(WHAT TO WORK ON): Copy each line that has the string "Measurements" somewhere in it.

--- BEGIN EXTRACTED DATA ---

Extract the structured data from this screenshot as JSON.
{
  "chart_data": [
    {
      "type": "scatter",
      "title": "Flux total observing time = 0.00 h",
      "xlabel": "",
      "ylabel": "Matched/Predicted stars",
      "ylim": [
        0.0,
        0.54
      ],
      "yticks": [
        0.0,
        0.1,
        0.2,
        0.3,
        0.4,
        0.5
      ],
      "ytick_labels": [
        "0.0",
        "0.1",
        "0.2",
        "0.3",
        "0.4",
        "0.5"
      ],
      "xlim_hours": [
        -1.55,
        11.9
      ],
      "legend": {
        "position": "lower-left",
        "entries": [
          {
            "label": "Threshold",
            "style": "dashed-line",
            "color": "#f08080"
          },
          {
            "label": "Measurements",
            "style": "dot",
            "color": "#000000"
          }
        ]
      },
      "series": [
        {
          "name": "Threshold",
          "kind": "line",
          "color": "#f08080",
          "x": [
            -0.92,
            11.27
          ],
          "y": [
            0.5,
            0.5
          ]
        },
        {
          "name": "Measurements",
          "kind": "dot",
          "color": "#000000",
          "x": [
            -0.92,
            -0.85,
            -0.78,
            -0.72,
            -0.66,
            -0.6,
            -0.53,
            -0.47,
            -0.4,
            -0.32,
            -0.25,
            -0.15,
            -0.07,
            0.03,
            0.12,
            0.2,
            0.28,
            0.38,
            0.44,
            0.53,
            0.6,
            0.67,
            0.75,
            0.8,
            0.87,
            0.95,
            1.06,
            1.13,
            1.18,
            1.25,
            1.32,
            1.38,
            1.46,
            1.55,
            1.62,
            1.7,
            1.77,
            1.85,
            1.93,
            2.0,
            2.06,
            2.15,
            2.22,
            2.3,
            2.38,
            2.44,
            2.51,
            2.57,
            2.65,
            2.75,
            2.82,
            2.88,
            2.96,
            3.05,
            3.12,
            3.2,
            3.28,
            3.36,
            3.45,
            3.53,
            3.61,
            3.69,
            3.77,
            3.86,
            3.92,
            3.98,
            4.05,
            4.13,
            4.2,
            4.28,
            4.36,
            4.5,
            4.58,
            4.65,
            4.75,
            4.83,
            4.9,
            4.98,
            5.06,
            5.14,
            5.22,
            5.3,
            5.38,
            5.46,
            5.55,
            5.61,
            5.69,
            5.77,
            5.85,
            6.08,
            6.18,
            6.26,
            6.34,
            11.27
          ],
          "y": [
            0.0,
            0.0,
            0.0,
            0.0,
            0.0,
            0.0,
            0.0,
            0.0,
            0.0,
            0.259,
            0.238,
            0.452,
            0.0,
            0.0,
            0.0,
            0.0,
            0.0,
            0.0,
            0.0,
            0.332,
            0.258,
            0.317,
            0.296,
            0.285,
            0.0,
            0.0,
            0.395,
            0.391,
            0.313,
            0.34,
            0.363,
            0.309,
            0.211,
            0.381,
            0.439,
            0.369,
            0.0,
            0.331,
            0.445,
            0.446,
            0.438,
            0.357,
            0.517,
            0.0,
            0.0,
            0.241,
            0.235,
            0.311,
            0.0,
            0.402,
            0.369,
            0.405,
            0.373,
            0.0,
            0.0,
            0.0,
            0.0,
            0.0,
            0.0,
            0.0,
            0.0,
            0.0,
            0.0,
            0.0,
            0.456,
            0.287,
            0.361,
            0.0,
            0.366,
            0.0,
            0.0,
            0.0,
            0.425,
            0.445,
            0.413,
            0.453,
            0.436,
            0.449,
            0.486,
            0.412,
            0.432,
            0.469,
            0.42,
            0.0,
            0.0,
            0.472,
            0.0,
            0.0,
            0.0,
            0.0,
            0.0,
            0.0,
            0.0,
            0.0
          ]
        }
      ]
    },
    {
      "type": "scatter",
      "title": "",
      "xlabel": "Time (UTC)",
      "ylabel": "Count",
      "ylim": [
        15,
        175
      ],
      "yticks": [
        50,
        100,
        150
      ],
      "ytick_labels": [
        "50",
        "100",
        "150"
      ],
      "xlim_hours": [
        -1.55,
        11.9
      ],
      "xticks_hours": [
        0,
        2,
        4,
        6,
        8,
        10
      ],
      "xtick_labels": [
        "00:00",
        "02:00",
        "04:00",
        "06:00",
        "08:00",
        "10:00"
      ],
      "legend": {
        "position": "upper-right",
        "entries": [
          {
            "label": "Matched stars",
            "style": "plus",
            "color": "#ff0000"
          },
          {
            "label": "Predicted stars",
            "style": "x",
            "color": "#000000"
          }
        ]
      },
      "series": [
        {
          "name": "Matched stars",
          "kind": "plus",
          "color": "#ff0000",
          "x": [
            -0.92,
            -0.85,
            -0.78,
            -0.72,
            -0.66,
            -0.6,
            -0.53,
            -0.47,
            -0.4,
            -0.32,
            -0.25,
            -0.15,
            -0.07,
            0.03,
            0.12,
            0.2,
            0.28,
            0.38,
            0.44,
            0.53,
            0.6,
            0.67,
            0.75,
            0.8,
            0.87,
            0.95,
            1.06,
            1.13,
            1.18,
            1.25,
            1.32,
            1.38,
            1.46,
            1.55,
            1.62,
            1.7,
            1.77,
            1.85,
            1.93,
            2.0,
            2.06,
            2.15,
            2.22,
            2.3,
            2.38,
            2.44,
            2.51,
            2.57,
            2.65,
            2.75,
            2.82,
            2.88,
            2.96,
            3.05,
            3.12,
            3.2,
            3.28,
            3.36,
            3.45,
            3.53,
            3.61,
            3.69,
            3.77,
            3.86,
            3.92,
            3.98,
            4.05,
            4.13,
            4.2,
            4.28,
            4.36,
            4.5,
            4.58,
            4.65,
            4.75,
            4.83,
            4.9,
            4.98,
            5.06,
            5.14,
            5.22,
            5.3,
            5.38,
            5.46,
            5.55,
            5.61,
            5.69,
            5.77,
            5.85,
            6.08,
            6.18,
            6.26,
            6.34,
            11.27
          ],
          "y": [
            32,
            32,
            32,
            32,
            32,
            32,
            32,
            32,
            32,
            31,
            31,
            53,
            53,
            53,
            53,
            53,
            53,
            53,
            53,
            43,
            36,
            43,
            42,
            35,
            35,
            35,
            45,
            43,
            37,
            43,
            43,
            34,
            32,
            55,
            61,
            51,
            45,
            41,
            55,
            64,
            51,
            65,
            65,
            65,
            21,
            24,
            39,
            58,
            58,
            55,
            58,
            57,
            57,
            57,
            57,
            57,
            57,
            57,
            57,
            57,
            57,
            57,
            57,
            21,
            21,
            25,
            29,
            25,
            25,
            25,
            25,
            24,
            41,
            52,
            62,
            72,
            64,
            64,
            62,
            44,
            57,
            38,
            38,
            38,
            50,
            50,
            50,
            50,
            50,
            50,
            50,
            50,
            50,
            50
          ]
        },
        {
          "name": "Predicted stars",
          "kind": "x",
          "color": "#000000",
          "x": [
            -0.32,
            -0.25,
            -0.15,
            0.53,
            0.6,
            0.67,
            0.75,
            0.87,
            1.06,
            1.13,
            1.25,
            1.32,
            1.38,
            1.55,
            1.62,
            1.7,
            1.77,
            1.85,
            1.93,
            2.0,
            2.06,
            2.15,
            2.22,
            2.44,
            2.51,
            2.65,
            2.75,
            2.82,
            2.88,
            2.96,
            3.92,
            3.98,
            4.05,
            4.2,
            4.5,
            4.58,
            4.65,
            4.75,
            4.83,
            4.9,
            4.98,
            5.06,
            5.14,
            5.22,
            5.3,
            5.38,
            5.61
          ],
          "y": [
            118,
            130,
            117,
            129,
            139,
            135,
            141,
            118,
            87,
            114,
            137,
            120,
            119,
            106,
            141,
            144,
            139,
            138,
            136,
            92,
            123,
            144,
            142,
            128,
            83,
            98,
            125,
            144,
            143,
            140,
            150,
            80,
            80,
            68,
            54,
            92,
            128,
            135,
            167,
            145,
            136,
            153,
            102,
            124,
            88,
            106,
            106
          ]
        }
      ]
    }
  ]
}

--- END EXTRACTED DATA ---

(THE OUTPUT):
            "label": "Measurements",
          "name": "Measurements",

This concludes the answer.